* [EXERCISE INPUTS]:
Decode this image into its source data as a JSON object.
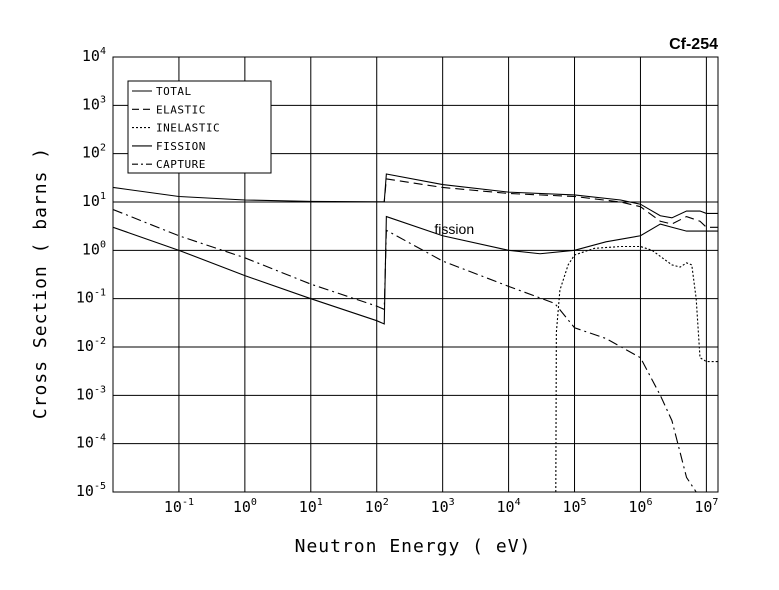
{
  "chart_data": {
    "type": "line",
    "title": "Cf-254",
    "xlabel": "Neutron Energy ( eV)",
    "ylabel": "Cross Section ( barns )",
    "x_scale": "log",
    "y_scale": "log",
    "xlim": [
      0.01,
      15000000
    ],
    "ylim": [
      1e-05,
      10000
    ],
    "grid": true,
    "legend_position": "top-left",
    "x_ticks": [
      {
        "value": 0.1,
        "base": "10",
        "exp": "-1"
      },
      {
        "value": 1,
        "base": "10",
        "exp": "0"
      },
      {
        "value": 10,
        "base": "10",
        "exp": "1"
      },
      {
        "value": 100,
        "base": "10",
        "exp": "2"
      },
      {
        "value": 1000,
        "base": "10",
        "exp": "3"
      },
      {
        "value": 10000,
        "base": "10",
        "exp": "4"
      },
      {
        "value": 100000,
        "base": "10",
        "exp": "5"
      },
      {
        "value": 1000000,
        "base": "10",
        "exp": "6"
      },
      {
        "value": 10000000,
        "base": "10",
        "exp": "7"
      }
    ],
    "y_ticks": [
      {
        "value": 1e-05,
        "base": "10",
        "exp": "-5"
      },
      {
        "value": 0.0001,
        "base": "10",
        "exp": "-4"
      },
      {
        "value": 0.001,
        "base": "10",
        "exp": "-3"
      },
      {
        "value": 0.01,
        "base": "10",
        "exp": "-2"
      },
      {
        "value": 0.1,
        "base": "10",
        "exp": "-1"
      },
      {
        "value": 1,
        "base": "10",
        "exp": "0"
      },
      {
        "value": 10,
        "base": "10",
        "exp": "1"
      },
      {
        "value": 100,
        "base": "10",
        "exp": "2"
      },
      {
        "value": 1000,
        "base": "10",
        "exp": "3"
      },
      {
        "value": 10000,
        "base": "10",
        "exp": "4"
      }
    ],
    "series": [
      {
        "name": "TOTAL",
        "dash": "solid",
        "x": [
          0.01,
          0.1,
          1,
          10,
          100,
          130,
          140,
          1000,
          10000,
          100000,
          500000,
          1000000,
          2000000,
          3000000,
          5000000,
          8000000,
          10000000,
          15000000
        ],
        "y": [
          20,
          13,
          11,
          10.3,
          10.1,
          10.1,
          38,
          23,
          16,
          14,
          11,
          9,
          5.2,
          4.7,
          6.5,
          6.5,
          5.8,
          5.8
        ]
      },
      {
        "name": "ELASTIC",
        "dash": "dash",
        "x": [
          0.01,
          0.1,
          1,
          10,
          100,
          130,
          140,
          1000,
          10000,
          100000,
          500000,
          1000000,
          2000000,
          3000000,
          5000000,
          8000000,
          10000000,
          15000000
        ],
        "y": [
          10,
          10,
          10,
          10,
          10,
          10,
          30,
          20,
          15,
          13,
          10,
          8,
          4,
          3.5,
          5,
          4,
          3,
          3
        ]
      },
      {
        "name": "INELASTIC",
        "dash": "dot",
        "x": [
          52000,
          53000,
          60000,
          80000,
          100000,
          200000,
          500000,
          1000000,
          1500000,
          3000000,
          4000000,
          5000000,
          6000000,
          7000000,
          8000000,
          10000000,
          15000000
        ],
        "y": [
          1e-05,
          0.02,
          0.15,
          0.5,
          0.8,
          1.1,
          1.2,
          1.2,
          1.0,
          0.5,
          0.45,
          0.55,
          0.5,
          0.1,
          0.006,
          0.005,
          0.005
        ]
      },
      {
        "name": "FISSION",
        "dash": "solid",
        "x": [
          0.01,
          0.1,
          1,
          10,
          100,
          130,
          140,
          1000,
          10000,
          30000,
          100000,
          300000,
          1000000,
          2000000,
          3000000,
          5000000,
          10000000,
          15000000
        ],
        "y": [
          3,
          1,
          0.3,
          0.1,
          0.035,
          0.03,
          5,
          2,
          1,
          0.85,
          1,
          1.5,
          2,
          3.5,
          3,
          2.5,
          2.5,
          2.5
        ]
      },
      {
        "name": "CAPTURE",
        "dash": "dashdot",
        "x": [
          0.01,
          0.1,
          1,
          10,
          100,
          130,
          140,
          1000,
          10000,
          50000,
          100000,
          300000,
          1000000,
          2000000,
          3000000,
          5000000,
          7000000
        ],
        "y": [
          7,
          2,
          0.7,
          0.2,
          0.07,
          0.06,
          2.6,
          0.6,
          0.18,
          0.08,
          0.025,
          0.015,
          0.006,
          0.001,
          0.0003,
          2e-05,
          1e-05
        ]
      }
    ],
    "annotations": [
      {
        "text": "fission",
        "x": 1500,
        "y": 2.2
      }
    ]
  }
}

* [WHAT IS ASKED]: Pull out every line of the records that includes the string "name".

* [RESULT BELOW]:
        "name": "TOTAL",
        "name": "ELASTIC",
        "name": "INELASTIC",
        "name": "FISSION",
        "name": "CAPTURE",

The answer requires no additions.